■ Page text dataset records
>>>>>
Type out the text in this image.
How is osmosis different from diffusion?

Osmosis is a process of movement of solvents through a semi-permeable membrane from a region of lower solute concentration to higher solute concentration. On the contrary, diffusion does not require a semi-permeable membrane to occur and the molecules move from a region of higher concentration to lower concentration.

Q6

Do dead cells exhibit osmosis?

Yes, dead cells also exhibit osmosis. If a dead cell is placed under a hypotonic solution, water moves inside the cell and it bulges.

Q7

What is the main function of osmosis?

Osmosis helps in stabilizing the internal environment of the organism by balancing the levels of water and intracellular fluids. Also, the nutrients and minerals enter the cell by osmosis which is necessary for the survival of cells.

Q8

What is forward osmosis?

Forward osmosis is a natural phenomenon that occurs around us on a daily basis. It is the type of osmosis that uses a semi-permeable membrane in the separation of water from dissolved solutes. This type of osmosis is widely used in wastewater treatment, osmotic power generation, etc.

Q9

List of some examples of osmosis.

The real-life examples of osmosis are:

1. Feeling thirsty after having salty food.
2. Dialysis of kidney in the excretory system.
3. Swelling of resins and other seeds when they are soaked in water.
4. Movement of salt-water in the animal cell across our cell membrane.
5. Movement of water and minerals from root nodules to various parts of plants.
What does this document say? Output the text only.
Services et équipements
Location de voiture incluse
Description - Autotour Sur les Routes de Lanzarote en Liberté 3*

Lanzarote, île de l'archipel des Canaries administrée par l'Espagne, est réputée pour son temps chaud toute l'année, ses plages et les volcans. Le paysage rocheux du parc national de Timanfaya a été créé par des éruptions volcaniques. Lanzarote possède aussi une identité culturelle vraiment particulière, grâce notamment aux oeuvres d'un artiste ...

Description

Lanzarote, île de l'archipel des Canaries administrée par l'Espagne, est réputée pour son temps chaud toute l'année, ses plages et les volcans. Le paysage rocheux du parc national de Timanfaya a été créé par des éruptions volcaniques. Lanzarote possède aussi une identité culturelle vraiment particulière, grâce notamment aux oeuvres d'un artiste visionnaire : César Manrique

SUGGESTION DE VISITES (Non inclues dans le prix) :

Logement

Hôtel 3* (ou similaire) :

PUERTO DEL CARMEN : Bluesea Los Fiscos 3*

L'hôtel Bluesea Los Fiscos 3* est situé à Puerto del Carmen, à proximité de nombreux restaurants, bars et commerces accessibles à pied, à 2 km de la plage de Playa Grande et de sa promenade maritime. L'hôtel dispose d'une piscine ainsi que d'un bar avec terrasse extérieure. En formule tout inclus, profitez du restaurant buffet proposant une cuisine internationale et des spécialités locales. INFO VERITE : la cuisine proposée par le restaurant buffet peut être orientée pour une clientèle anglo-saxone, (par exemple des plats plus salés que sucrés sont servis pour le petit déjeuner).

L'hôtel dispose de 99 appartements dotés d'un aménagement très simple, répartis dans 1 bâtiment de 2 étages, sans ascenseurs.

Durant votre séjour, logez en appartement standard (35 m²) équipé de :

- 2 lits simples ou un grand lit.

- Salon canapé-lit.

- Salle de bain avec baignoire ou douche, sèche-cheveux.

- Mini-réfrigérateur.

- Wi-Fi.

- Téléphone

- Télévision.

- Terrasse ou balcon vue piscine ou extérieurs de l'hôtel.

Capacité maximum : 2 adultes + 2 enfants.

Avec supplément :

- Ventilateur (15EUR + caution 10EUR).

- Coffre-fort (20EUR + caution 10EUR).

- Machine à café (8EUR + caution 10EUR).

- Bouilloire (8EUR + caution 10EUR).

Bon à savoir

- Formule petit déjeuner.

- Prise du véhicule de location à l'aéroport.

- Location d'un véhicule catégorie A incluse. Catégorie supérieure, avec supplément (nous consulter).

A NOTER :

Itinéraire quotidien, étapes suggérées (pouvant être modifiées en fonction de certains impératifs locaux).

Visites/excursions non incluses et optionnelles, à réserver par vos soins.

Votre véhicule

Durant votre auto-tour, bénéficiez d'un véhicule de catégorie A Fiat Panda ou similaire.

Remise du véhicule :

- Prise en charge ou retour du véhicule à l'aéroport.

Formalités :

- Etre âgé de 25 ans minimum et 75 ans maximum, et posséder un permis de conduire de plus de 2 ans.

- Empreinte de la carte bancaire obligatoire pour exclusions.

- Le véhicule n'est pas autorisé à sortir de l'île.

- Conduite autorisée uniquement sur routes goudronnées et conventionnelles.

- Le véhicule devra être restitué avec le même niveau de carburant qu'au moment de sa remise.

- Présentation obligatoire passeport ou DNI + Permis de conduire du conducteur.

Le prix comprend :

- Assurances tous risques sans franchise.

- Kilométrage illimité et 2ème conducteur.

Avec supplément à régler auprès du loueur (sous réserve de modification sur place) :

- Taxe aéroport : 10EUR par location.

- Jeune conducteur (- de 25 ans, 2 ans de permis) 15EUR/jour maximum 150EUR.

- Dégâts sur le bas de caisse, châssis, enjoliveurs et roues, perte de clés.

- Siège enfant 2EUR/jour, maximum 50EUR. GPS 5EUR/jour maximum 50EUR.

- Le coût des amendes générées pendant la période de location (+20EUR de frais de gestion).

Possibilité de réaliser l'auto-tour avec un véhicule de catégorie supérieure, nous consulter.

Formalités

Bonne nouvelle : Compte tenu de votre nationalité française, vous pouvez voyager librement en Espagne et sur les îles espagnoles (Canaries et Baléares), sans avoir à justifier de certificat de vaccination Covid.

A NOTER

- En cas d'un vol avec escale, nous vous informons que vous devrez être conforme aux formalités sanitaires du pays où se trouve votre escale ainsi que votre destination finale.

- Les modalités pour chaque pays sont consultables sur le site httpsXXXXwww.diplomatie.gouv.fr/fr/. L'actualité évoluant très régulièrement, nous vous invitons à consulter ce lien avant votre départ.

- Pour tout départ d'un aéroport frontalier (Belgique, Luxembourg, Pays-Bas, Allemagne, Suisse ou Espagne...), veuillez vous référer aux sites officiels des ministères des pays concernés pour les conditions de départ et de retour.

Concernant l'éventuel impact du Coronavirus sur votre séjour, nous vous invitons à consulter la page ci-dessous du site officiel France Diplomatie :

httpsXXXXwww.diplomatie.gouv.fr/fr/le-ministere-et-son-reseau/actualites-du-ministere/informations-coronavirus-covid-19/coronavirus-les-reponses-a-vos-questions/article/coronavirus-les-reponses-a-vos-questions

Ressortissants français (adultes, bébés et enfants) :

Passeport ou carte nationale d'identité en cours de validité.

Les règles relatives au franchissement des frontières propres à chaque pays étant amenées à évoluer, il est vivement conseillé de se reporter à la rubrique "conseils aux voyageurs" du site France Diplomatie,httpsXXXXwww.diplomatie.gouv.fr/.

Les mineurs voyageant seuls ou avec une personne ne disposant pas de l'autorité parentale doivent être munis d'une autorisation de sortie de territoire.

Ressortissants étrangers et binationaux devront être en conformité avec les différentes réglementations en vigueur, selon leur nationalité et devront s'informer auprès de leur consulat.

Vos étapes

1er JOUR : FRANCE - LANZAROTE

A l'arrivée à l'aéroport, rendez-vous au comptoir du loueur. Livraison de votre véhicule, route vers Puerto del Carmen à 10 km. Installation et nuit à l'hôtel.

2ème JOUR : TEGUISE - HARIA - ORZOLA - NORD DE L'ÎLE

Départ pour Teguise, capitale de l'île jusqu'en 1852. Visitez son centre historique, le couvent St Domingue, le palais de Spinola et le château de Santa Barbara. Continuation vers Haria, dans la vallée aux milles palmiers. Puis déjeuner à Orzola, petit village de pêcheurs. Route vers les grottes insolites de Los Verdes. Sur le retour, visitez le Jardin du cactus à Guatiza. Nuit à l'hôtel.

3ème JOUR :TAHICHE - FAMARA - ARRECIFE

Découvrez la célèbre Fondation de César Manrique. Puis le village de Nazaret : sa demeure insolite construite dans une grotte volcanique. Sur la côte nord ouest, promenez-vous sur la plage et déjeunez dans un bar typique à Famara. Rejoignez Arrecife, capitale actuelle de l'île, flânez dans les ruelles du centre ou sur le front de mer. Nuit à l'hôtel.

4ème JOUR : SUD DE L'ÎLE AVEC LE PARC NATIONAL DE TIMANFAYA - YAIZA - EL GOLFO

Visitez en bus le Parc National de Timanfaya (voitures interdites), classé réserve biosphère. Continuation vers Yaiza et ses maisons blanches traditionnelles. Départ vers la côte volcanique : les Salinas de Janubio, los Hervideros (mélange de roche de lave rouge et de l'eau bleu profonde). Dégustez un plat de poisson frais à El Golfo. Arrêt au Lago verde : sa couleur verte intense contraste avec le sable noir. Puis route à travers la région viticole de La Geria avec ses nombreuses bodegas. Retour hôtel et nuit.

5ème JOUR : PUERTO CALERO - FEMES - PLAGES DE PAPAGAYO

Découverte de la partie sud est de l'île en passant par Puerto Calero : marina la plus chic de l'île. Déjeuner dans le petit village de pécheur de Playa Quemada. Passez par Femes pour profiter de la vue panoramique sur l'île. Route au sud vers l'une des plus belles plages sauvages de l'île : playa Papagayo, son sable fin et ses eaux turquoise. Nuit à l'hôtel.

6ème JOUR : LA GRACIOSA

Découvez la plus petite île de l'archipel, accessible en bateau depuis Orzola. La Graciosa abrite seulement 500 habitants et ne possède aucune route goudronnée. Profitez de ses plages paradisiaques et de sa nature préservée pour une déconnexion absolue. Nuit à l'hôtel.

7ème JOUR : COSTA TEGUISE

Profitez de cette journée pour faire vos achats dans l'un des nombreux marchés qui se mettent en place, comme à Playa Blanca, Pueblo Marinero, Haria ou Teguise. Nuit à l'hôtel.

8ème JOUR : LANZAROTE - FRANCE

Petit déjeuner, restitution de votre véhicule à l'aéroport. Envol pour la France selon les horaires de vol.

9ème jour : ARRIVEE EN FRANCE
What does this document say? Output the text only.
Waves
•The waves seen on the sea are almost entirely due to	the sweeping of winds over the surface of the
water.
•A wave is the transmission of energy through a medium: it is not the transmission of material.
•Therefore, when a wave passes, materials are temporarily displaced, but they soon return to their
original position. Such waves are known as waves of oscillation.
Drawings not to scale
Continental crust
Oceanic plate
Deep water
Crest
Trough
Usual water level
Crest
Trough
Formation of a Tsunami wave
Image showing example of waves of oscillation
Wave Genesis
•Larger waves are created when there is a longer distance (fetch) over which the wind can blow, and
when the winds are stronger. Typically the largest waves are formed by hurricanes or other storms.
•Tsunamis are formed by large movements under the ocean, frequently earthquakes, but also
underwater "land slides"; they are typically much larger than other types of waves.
<<<<<
■ YOUR TASK
Wherever the word "when" turns up in the records, copy out the line it is on.

■ SOLUTION TO THIS TASK
3. Swelling of resins and other seeds when they are soaked in water.
•Therefore, when a wave passes, materials are temporarily displaced, but they soon return to their
•Larger waves are created when there is a longer distance (fetch) over which the wind can blow, and
when the winds are stronger. Typically the largest waves are formed by hurricanes or other storms.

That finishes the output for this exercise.